» **Data extracted from a collection**
-- Start --
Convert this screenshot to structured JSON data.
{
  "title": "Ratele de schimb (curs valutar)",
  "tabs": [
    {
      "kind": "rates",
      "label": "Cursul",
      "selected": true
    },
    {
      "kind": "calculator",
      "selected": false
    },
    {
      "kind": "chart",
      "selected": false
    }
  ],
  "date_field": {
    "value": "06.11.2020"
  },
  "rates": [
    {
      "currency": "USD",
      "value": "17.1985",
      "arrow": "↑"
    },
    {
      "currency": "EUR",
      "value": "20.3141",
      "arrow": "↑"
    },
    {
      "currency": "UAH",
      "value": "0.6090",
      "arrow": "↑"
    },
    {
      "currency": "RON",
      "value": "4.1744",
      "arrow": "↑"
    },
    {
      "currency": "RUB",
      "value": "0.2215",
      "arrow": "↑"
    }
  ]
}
-- End --
» **STATED GOAL**
Reproduce each entry exactly, leaving out nothing.

» **EXERCISE SOLUTION**
Convert this screenshot to structured JSON data.
{
  "title": "Ratele de schimb (curs valutar)",
  "tabs": [
    {
      "kind": "rates",
      "label": "Cursul",
      "selected": true
    },
    {
      "kind": "calculator",
      "selected": false
    },
    {
      "kind": "chart",
      "selected": false
    }
  ],
  "date_field": {
    "value": "06.11.2020"
  },
  "rates": [
    {
      "currency": "USD",
      "value": "17.1985",
      "arrow": "↑"
    },
    {
      "currency": "EUR",
      "value": "20.3141",
      "arrow": "↑"
    },
    {
      "currency": "UAH",
      "value": "0.6090",
      "arrow": "↑"
    },
    {
      "currency": "RON",
      "value": "4.1744",
      "arrow": "↑"
    },
    {
      "currency": "RUB",
      "value": "0.2215",
      "arrow": "↑"
    }
  ]
}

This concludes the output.